● Exercise directions:
Extract every entry word for word. Skip the pictures.

════════════════

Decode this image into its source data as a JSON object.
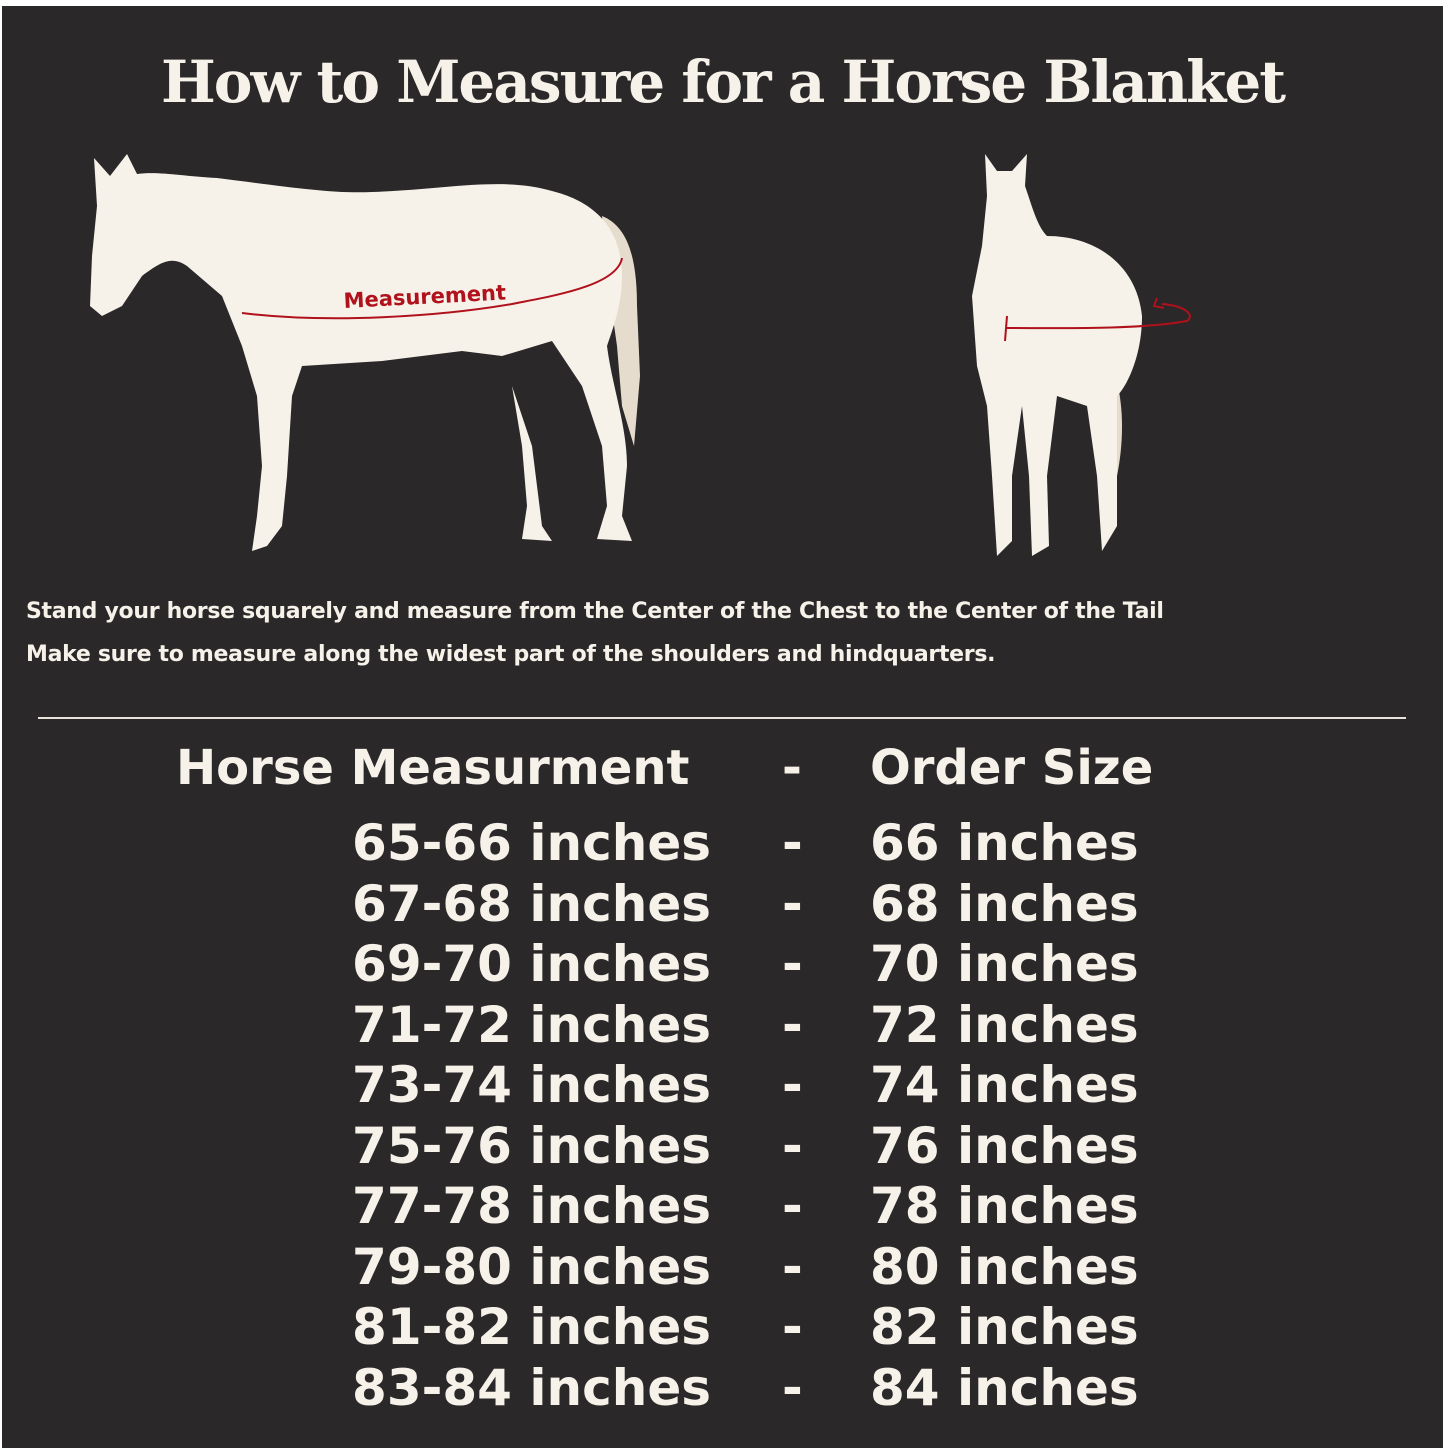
{
  "title": "How to Measure for a Horse Blanket",
  "illustration": {
    "label": "Measurement",
    "line_color": "#b0111b",
    "horse_color": "#f6f2ea"
  },
  "instructions": [
    "Stand your horse squarely and measure from the Center of the Chest to the Center of the Tail",
    "Make sure to measure along the widest part of the shoulders and hindquarters."
  ],
  "table": {
    "headers": [
      "Horse Measurment",
      "-",
      "Order Size"
    ],
    "rows": [
      [
        "65-66 inches",
        "-",
        "66 inches"
      ],
      [
        "67-68 inches",
        "-",
        "68 inches"
      ],
      [
        "69-70 inches",
        "-",
        "70 inches"
      ],
      [
        "71-72 inches",
        "-",
        "72 inches"
      ],
      [
        "73-74 inches",
        "-",
        "74 inches"
      ],
      [
        "75-76 inches",
        "-",
        "76 inches"
      ],
      [
        "77-78 inches",
        "-",
        "78 inches"
      ],
      [
        "79-80 inches",
        "-",
        "80 inches"
      ],
      [
        "81-82 inches",
        "-",
        "82 inches"
      ],
      [
        "83-84 inches",
        "-",
        "84 inches"
      ]
    ]
  }
}
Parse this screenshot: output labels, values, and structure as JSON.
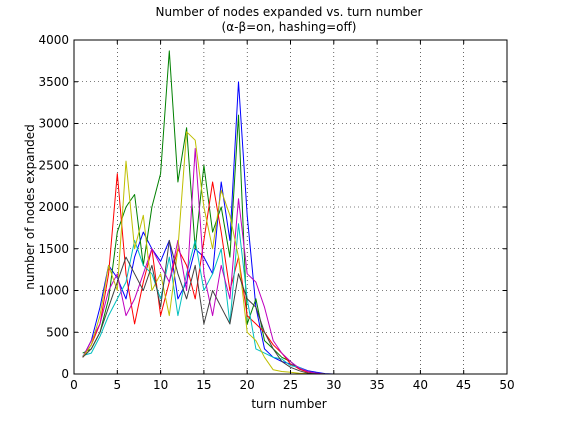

════════════════

● Output of the task:
Decode this image into its source data as a JSON object.
{
  "title": "How to Measure for a Horse Blanket",
  "illustration": {
    "label": "Measurement",
    "line_color": "#b0111b",
    "horse_color": "#f6f2ea"
  },
  "instructions": [
    "Stand your horse squarely and measure from the Center of the Chest to the Center of the Tail",
    "Make sure to measure along the widest part of the shoulders and hindquarters."
  ],
  "table": {
    "headers": [
      "Horse Measurment",
      "-",
      "Order Size"
    ],
    "rows": [
      [
        "65-66 inches",
        "-",
        "66 inches"
      ],
      [
        "67-68 inches",
        "-",
        "68 inches"
      ],
      [
        "69-70 inches",
        "-",
        "70 inches"
      ],
      [
        "71-72 inches",
        "-",
        "72 inches"
      ],
      [
        "73-74 inches",
        "-",
        "74 inches"
      ],
      [
        "75-76 inches",
        "-",
        "76 inches"
      ],
      [
        "77-78 inches",
        "-",
        "78 inches"
      ],
      [
        "79-80 inches",
        "-",
        "80 inches"
      ],
      [
        "81-82 inches",
        "-",
        "82 inches"
      ],
      [
        "83-84 inches",
        "-",
        "84 inches"
      ]
    ]
  }
}
Parse this screenshot: output labels, values, and structure as JSON.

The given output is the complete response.